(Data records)
◆ ◆ ◆ ◆ ◆
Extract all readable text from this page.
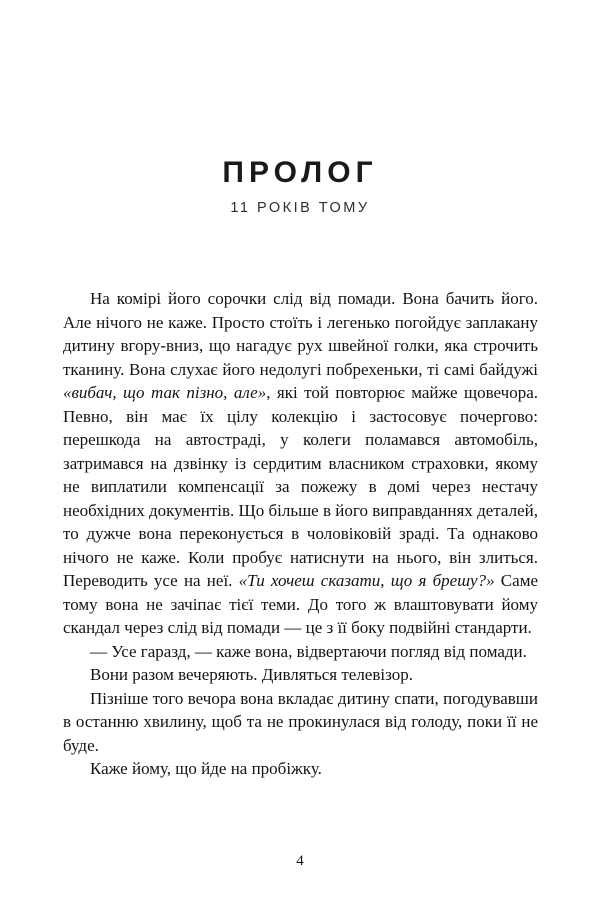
ПРОЛОГ
11 РОКІВ ТОМУ

На комірі його сорочки слід від помади. Вона бачить його. Але нічого не каже. Просто стоїть і легенько погойдує заплакану дитину вгору-вниз, що нагадує рух швейної голки, яка строчить тканину. Вона слухає його недолугі побрехеньки, ті самі байдужі «вибач, що так пізно, але», які той повторює майже щовечора. Певно, він має їх цілу колекцію і застосовує почергово: перешкода на автостраді, у колеги поламався автомобіль, затримався на дзвінку із сердитим власником страховки, якому не виплатили компенсації за пожежу в домі через нестачу необхідних документів. Що більше в його виправданнях деталей, то дужче вона переконується в чоловіковій зраді. Та однаково нічого не каже. Коли пробує натиснути на нього, він злиться. Переводить усе на неї. «Ти хочеш сказати, що я брешу?» Саме тому вона не зачіпає тієї теми. До того ж влаштовувати йому скандал через слід від помади — це з її боку подвійні стандарти.

— Усе гаразд, — каже вона, відвертаючи погляд від помади.

Вони разом вечеряють. Дивляться телевізор.

Пізніше того вечора вона вкладає дитину спати, погодувавши в останню хвилину, щоб та не прокинулася від голоду, поки її не буде.

Каже йому, що йде на пробіжку.

4
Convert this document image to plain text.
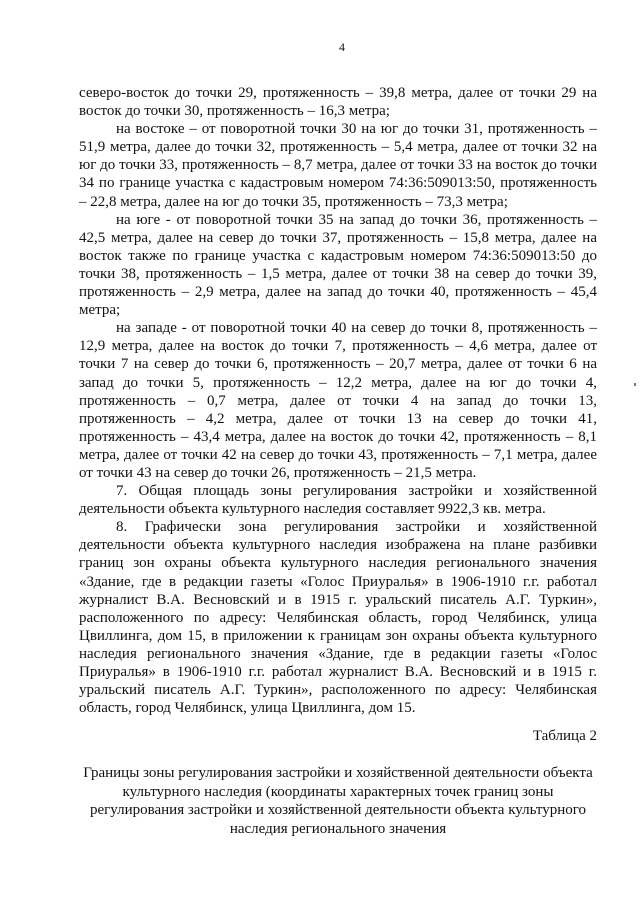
4

северо-восток до точки 29, протяженность – 39,8 метра, далее от точки 29 на восток до точки 30, протяженность – 16,3 метра;

на востоке – от поворотной точки 30 на юг до точки 31, протяженность – 51,9 метра, далее до точки 32, протяженность – 5,4 метра, далее от точки 32 на юг до точки 33, протяженность – 8,7 метра, далее от точки 33 на восток до точки 34 по границе участка с кадастровым номером 74:36:509013:50, протяженность – 22,8 метра, далее на юг до точки 35, протяженность – 73,3 метра;

на юге - от поворотной точки 35 на запад до точки 36, протяженность – 42,5 метра, далее на север до точки 37, протяженность – 15,8 метра, далее на восток также по границе участка с кадастровым номером 74:36:509013:50 до точки 38, протяженность – 1,5 метра, далее от точки 38 на север до точки 39, протяженность – 2,9 метра, далее на запад до точки 40, протяженность – 45,4 метра;

на западе - от поворотной точки 40 на север до точки 8, протяженность – 12,9 метра, далее на восток до точки 7, протяженность – 4,6 метра, далее от точки 7 на север до точки 6, протяженность – 20,7 метра, далее от точки 6 на запад до точки 5, протяженность – 12,2 метра, далее на юг до точки 4, протяженность – 0,7 метра, далее от точки 4 на запад до точки 13, протяженность – 4,2 метра, далее от точки 13 на север до точки 41, протяженность – 43,4 метра, далее на восток до точки 42, протяженность – 8,1 метра, далее от точки 42 на север до точки 43, протяженность – 7,1 метра, далее от точки 43 на север до точки 26, протяженность – 21,5 метра.

7. Общая площадь зоны регулирования застройки и хозяйственной деятельности объекта культурного наследия составляет 9922,3 кв. метра.

8. Графически зона регулирования застройки и хозяйственной деятельности объекта культурного наследия изображена на плане разбивки границ зон охраны объекта культурного наследия регионального значения «Здание, где в редакции газеты «Голос Приуралья» в 1906-1910 г.г. работал журналист В.А. Весновский и в 1915 г. уральский писатель А.Г. Туркин», расположенного по адресу: Челябинская область, город Челябинск, улица Цвиллинга, дом 15, в приложении к границам зон охраны объекта культурного наследия регионального значения «Здание, где в редакции газеты «Голос Приуралья» в 1906-1910 г.г. работал журналист В.А. Весновский и в 1915 г. уральский писатель А.Г. Туркин», расположенного по адресу: Челябинская область, город Челябинск, улица Цвиллинга, дом 15.

Таблица 2
Границы зоны регулирования застройки и хозяйственной деятельности объекта культурного наследия (координаты характерных точек границ зоны регулирования застройки и хозяйственной деятельности объекта культурного наследия регионального значения
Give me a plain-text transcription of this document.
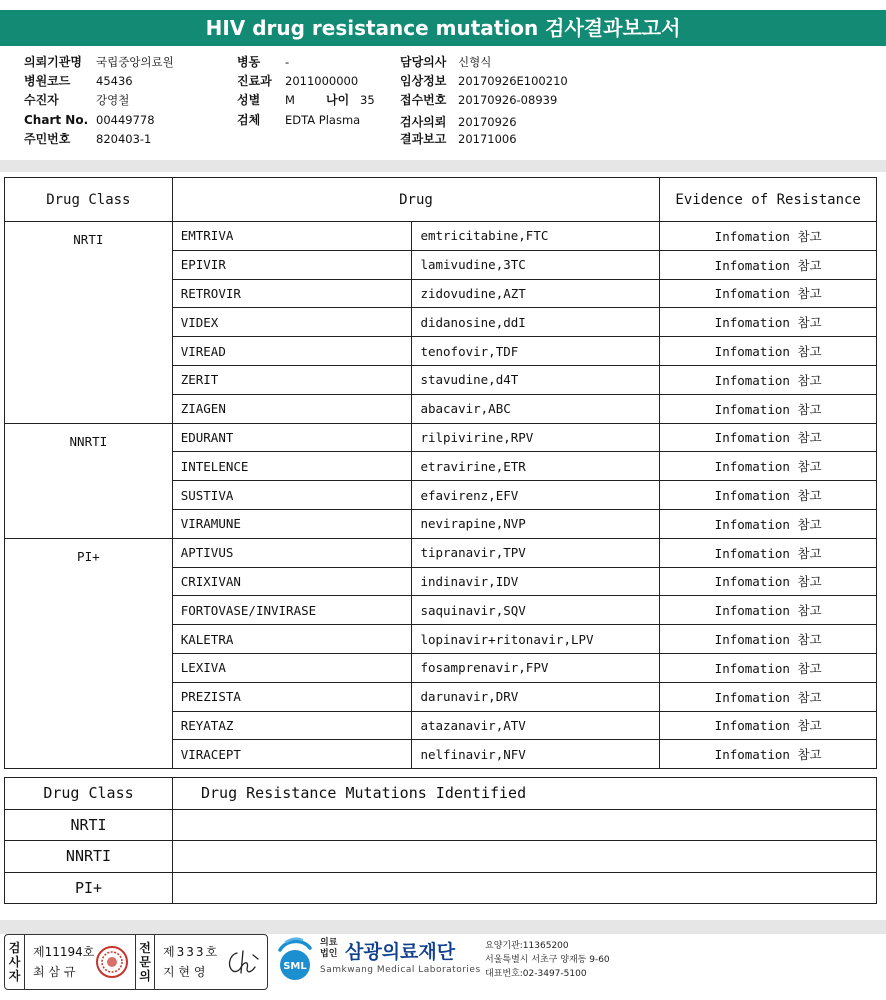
HIV drug resistance mutation 검사결과보고서
의뢰기관명 국립중앙의료원
병원코드 45436
수진자	강영철
Chart No. 00449778
주민번호 820403-1
병동 -
진료과 2011000000
성별 M
검체 EDTA Plasma
담당의사 신형식
임상정보 20170926E100210
접수번호 20170926-08939
검사의뢰 20170926
결과보고 20171006
나이 35
Drug Class	Drug		Evidence of Resistance
NRTI	EMTRIVA	emtricitabine,FTC	Infomation 참고
	EPIVIR	lamivudine,3TC	Infomation 참고
	RETROVIR	zidovudine,AZT	Infomation 참고
	VIDEX	didanosine,ddI	Infomation 참고
	VIREAD	tenofovir,TDF	Infomation 참고
	ZERIT	stavudine,d4T	Infomation 참고
	ZIAGEN	abacavir,ABC	Infomation 참고
NNRTI	EDURANT	rilpivirine,RPV	Infomation 참고
	INTELENCE	etravirine,ETR	Infomation 참고
	SUSTIVA	efavirenz,EFV	Infomation 참고
	VIRAMUNE	nevirapine,NVP	Infomation 참고
PI+	APTIVUS	tipranavir,TPV	Infomation 참고
	CRIXIVAN	indinavir,IDV	Infomation 참고
	FORTOVASE/INVIRASE	saquinavir,SQV	Infomation 참고
	KALETRA	lopinavir+ritonavir,LPV	Infomation 참고
	LEXIVA	fosamprenavir,FPV	Infomation 참고
	PREZISTA	darunavir,DRV	Infomation 참고
	REYATAZ	atazanavir,ATV	Infomation 참고
	VIRACEPT	nelfinavir,NFV	Infomation 참고
Drug Class	Drug Resistance Mutations Identified
NRTI	
NNRTI	
PI+	
검사자
제11194호
최 삼 규
전문의
제333호
지 현 영	SML
의료
법인 삼광의료재단
Samkwang Medical Laboratories
요양기관:11365200
서울특별시 서초구 양재동 9-60
대표번호:02-3497-5100
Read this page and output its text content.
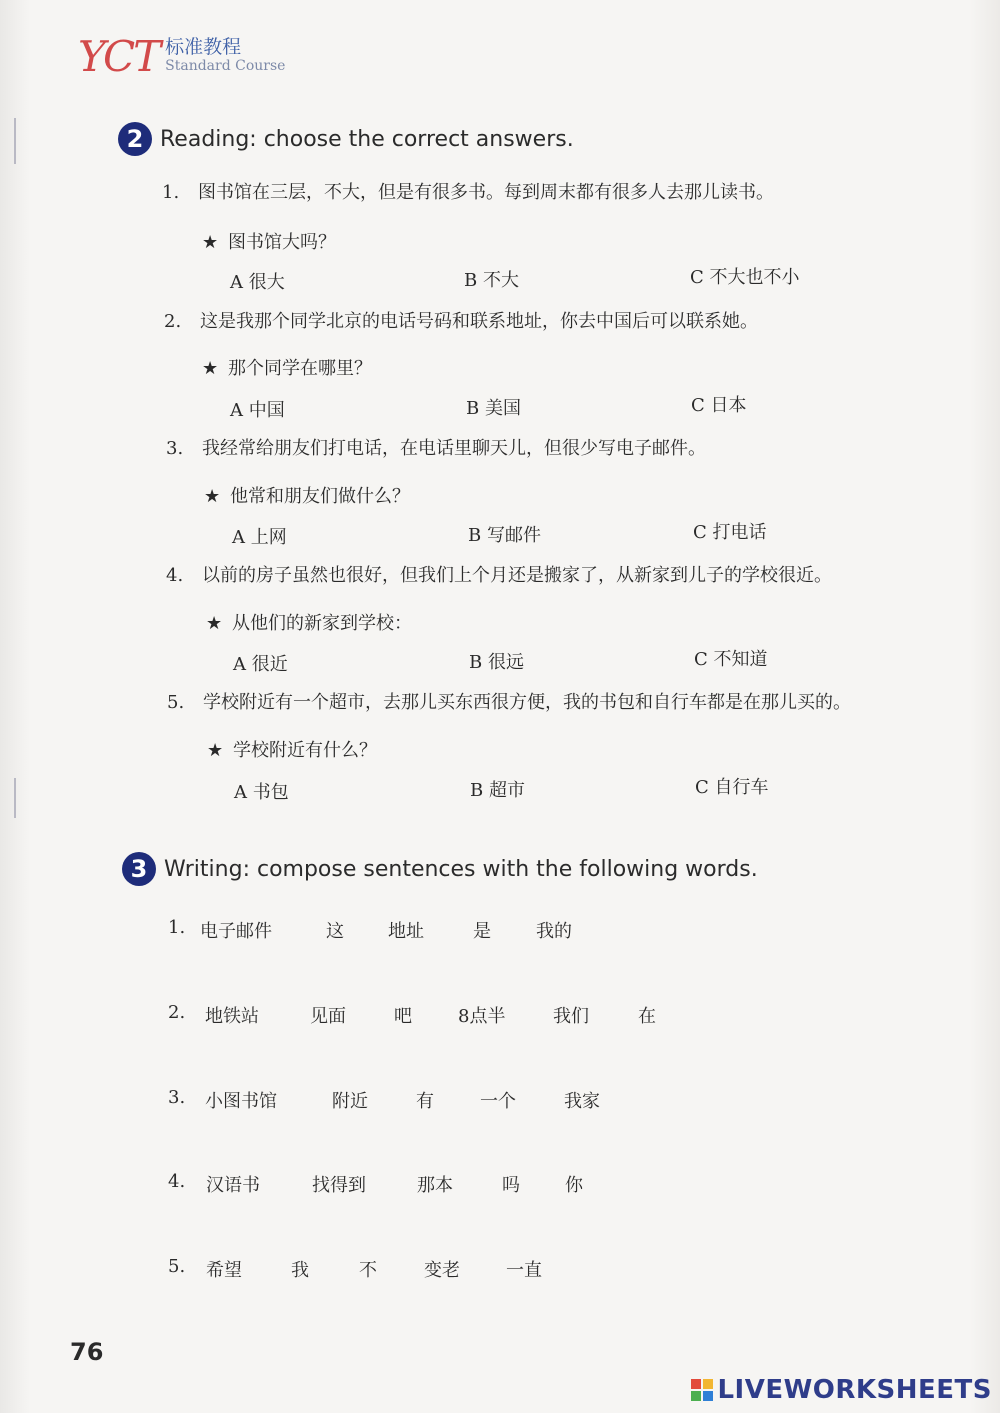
YCT 标准教程
Standard Course
2 Reading: choose the correct answers.
1. 图书馆在三层，不大，但是有很多书。每到周末都有很多人去那儿读书。
★ 图书馆大吗？
A 很大	B 不大	C 不大也不小
2. 这是我那个同学北京的电话号码和联系地址，你去中国后可以联系她。
★ 那个同学在哪里？
A 中国	B 美国	C 日本
3. 我经常给朋友们打电话，在电话里聊天儿，但很少写电子邮件。
★ 他常和朋友们做什么？
A 上网	B 写邮件	C 打电话
4. 以前的房子虽然也很好，但我们上个月还是搬家了，从新家到儿子的学校很近。
★ 从他们的新家到学校：
A 很近	B 很远	C 不知道
5. 学校附近有一个超市，去那儿买东西很方便，我的书包和自行车都是在那儿买的。
★ 学校附近有什么？
A 书包	B 超市	C 自行车
3 Writing: compose sentences with the following words.
1. 电子邮件	这 地址	是	我的
2. 地铁站	见面	吧	8点半	我们	在
3. 小图书馆	附近	有	一个	我家
4. 汉语书	找得到	那本	吗	你
5. 希望	我	不	变老	一直
76
LIVEWORKSHEETS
◆ ◆ ◆ ◆ ◆
**EXERCISE TASK:** Write the records out once more, exactly as they appear, with no pictures.

**WRITTEN SOLUTION:**
Extract all readable text from this page.
ПРОЛОГ
11 РОКІВ ТОМУ

На комірі його сорочки слід від помади. Вона бачить його. Але нічого не каже. Просто стоїть і легенько погойдує заплакану дитину вгору-вниз, що нагадує рух швейної голки, яка строчить тканину. Вона слухає його недолугі побрехеньки, ті самі байдужі «вибач, що так пізно, але», які той повторює майже щовечора. Певно, він має їх цілу колекцію і застосовує почергово: перешкода на автостраді, у колеги поламався автомобіль, затримався на дзвінку із сердитим власником страховки, якому не виплатили компенсації за пожежу в домі через нестачу необхідних документів. Що більше в його виправданнях деталей, то дужче вона переконується в чоловіковій зраді. Та однаково нічого не каже. Коли пробує натиснути на нього, він злиться. Переводить усе на неї. «Ти хочеш сказати, що я брешу?» Саме тому вона не зачіпає тієї теми. До того ж влаштовувати йому скандал через слід від помади — це з її боку подвійні стандарти.

— Усе гаразд, — каже вона, відвертаючи погляд від помади.

Вони разом вечеряють. Дивляться телевізор.

Пізніше того вечора вона вкладає дитину спати, погодувавши в останню хвилину, щоб та не прокинулася від голоду, поки її не буде.

Каже йому, що йде на пробіжку.

4
Convert this document image to plain text.
4

северо-восток до точки 29, протяженность – 39,8 метра, далее от точки 29 на восток до точки 30, протяженность – 16,3 метра;

на востоке – от поворотной точки 30 на юг до точки 31, протяженность – 51,9 метра, далее до точки 32, протяженность – 5,4 метра, далее от точки 32 на юг до точки 33, протяженность – 8,7 метра, далее от точки 33 на восток до точки 34 по границе участка с кадастровым номером 74:36:509013:50, протяженность – 22,8 метра, далее на юг до точки 35, протяженность – 73,3 метра;

на юге - от поворотной точки 35 на запад до точки 36, протяженность – 42,5 метра, далее на север до точки 37, протяженность – 15,8 метра, далее на восток также по границе участка с кадастровым номером 74:36:509013:50 до точки 38, протяженность – 1,5 метра, далее от точки 38 на север до точки 39, протяженность – 2,9 метра, далее на запад до точки 40, протяженность – 45,4 метра;

на западе - от поворотной точки 40 на север до точки 8, протяженность – 12,9 метра, далее на восток до точки 7, протяженность – 4,6 метра, далее от точки 7 на север до точки 6, протяженность – 20,7 метра, далее от точки 6 на запад до точки 5, протяженность – 12,2 метра, далее на юг до точки 4, протяженность – 0,7 метра, далее от точки 4 на запад до точки 13, протяженность – 4,2 метра, далее от точки 13 на север до точки 41, протяженность – 43,4 метра, далее на восток до точки 42, протяженность – 8,1 метра, далее от точки 42 на север до точки 43, протяженность – 7,1 метра, далее от точки 43 на север до точки 26, протяженность – 21,5 метра.

7. Общая площадь зоны регулирования застройки и хозяйственной деятельности объекта культурного наследия составляет 9922,3 кв. метра.

8. Графически зона регулирования застройки и хозяйственной деятельности объекта культурного наследия изображена на плане разбивки границ зон охраны объекта культурного наследия регионального значения «Здание, где в редакции газеты «Голос Приуралья» в 1906-1910 г.г. работал журналист В.А. Весновский и в 1915 г. уральский писатель А.Г. Туркин», расположенного по адресу: Челябинская область, город Челябинск, улица Цвиллинга, дом 15, в приложении к границам зон охраны объекта культурного наследия регионального значения «Здание, где в редакции газеты «Голос Приуралья» в 1906-1910 г.г. работал журналист В.А. Весновский и в 1915 г. уральский писатель А.Г. Туркин», расположенного по адресу: Челябинская область, город Челябинск, улица Цвиллинга, дом 15.

Таблица 2
Границы зоны регулирования застройки и хозяйственной деятельности объекта культурного наследия (координаты характерных точек границ зоны регулирования застройки и хозяйственной деятельности объекта культурного наследия регионального значения
Give me a plain-text transcription of this document.
HIV drug resistance mutation 검사결과보고서
의뢰기관명 국립중앙의료원
병원코드 45436
수진자	강영철
Chart No. 00449778
주민번호 820403-1
병동 -
진료과 2011000000
성별 M
검체 EDTA Plasma
담당의사 신형식
임상정보 20170926E100210
접수번호 20170926-08939
검사의뢰 20170926
결과보고 20171006
나이 35
Drug Class	Drug		Evidence of Resistance
NRTI	EMTRIVA	emtricitabine,FTC	Infomation 참고
	EPIVIR	lamivudine,3TC	Infomation 참고
	RETROVIR	zidovudine,AZT	Infomation 참고
	VIDEX	didanosine,ddI	Infomation 참고
	VIREAD	tenofovir,TDF	Infomation 참고
	ZERIT	stavudine,d4T	Infomation 참고
	ZIAGEN	abacavir,ABC	Infomation 참고
NNRTI	EDURANT	rilpivirine,RPV	Infomation 참고
	INTELENCE	etravirine,ETR	Infomation 참고
	SUSTIVA	efavirenz,EFV	Infomation 참고
	VIRAMUNE	nevirapine,NVP	Infomation 참고
PI+	APTIVUS	tipranavir,TPV	Infomation 참고
	CRIXIVAN	indinavir,IDV	Infomation 참고
	FORTOVASE/INVIRASE	saquinavir,SQV	Infomation 참고
	KALETRA	lopinavir+ritonavir,LPV	Infomation 참고
	LEXIVA	fosamprenavir,FPV	Infomation 참고
	PREZISTA	darunavir,DRV	Infomation 참고
	REYATAZ	atazanavir,ATV	Infomation 참고
	VIRACEPT	nelfinavir,NFV	Infomation 참고
Drug Class	Drug Resistance Mutations Identified
NRTI	
NNRTI	
PI+	
검사자
제11194호
최 삼 규
전문의
제333호
지 현 영	SML
의료
법인 삼광의료재단
Samkwang Medical Laboratories
요양기관:11365200
서울특별시 서초구 양재동 9-60
대표번호:02-3497-5100
Read this page and output its text content.
YCT 标准教程
Standard Course
2 Reading: choose the correct answers.
1. 图书馆在三层，不大，但是有很多书。每到周末都有很多人去那儿读书。
★ 图书馆大吗？
A 很大	B 不大	C 不大也不小
2. 这是我那个同学北京的电话号码和联系地址，你去中国后可以联系她。
★ 那个同学在哪里？
A 中国	B 美国	C 日本
3. 我经常给朋友们打电话，在电话里聊天儿，但很少写电子邮件。
★ 他常和朋友们做什么？
A 上网	B 写邮件	C 打电话
4. 以前的房子虽然也很好，但我们上个月还是搬家了，从新家到儿子的学校很近。
★ 从他们的新家到学校：
A 很近	B 很远	C 不知道
5. 学校附近有一个超市，去那儿买东西很方便，我的书包和自行车都是在那儿买的。
★ 学校附近有什么？
A 书包	B 超市	C 自行车
3 Writing: compose sentences with the following words.
1. 电子邮件	这 地址	是	我的
2. 地铁站	见面	吧	8点半	我们	在
3. 小图书馆	附近	有	一个	我家
4. 汉语书	找得到	那本	吗	你
5. 希望	我	不	变老	一直
76
LIVEWORKSHEETS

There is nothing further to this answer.